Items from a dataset
>>>>
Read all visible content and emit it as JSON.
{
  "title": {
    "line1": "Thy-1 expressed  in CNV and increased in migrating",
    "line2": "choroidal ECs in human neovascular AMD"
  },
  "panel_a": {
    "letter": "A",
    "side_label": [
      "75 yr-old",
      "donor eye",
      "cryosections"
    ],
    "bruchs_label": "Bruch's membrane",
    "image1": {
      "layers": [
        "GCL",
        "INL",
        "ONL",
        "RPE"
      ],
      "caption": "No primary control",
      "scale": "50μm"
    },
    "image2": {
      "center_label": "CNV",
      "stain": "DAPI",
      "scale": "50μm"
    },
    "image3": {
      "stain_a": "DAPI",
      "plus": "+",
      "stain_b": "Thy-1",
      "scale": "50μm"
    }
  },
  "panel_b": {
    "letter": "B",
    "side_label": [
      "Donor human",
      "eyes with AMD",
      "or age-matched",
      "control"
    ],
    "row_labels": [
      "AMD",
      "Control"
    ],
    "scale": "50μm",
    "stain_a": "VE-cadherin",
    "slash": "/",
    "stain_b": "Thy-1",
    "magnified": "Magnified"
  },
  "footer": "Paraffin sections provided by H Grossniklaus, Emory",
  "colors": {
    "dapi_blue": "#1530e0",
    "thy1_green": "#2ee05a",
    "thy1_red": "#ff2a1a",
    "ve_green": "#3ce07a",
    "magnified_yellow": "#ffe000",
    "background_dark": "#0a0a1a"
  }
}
<<<<
**Exercise description**
Retype the whole listing above exactly.

**Written response**
Read all visible content and emit it as JSON.
{
  "title": {
    "line1": "Thy-1 expressed  in CNV and increased in migrating",
    "line2": "choroidal ECs in human neovascular AMD"
  },
  "panel_a": {
    "letter": "A",
    "side_label": [
      "75 yr-old",
      "donor eye",
      "cryosections"
    ],
    "bruchs_label": "Bruch's membrane",
    "image1": {
      "layers": [
        "GCL",
        "INL",
        "ONL",
        "RPE"
      ],
      "caption": "No primary control",
      "scale": "50μm"
    },
    "image2": {
      "center_label": "CNV",
      "stain": "DAPI",
      "scale": "50μm"
    },
    "image3": {
      "stain_a": "DAPI",
      "plus": "+",
      "stain_b": "Thy-1",
      "scale": "50μm"
    }
  },
  "panel_b": {
    "letter": "B",
    "side_label": [
      "Donor human",
      "eyes with AMD",
      "or age-matched",
      "control"
    ],
    "row_labels": [
      "AMD",
      "Control"
    ],
    "scale": "50μm",
    "stain_a": "VE-cadherin",
    "slash": "/",
    "stain_b": "Thy-1",
    "magnified": "Magnified"
  },
  "footer": "Paraffin sections provided by H Grossniklaus, Emory",
  "colors": {
    "dapi_blue": "#1530e0",
    "thy1_green": "#2ee05a",
    "thy1_red": "#ff2a1a",
    "ve_green": "#3ce07a",
    "magnified_yellow": "#ffe000",
    "background_dark": "#0a0a1a"
  }
}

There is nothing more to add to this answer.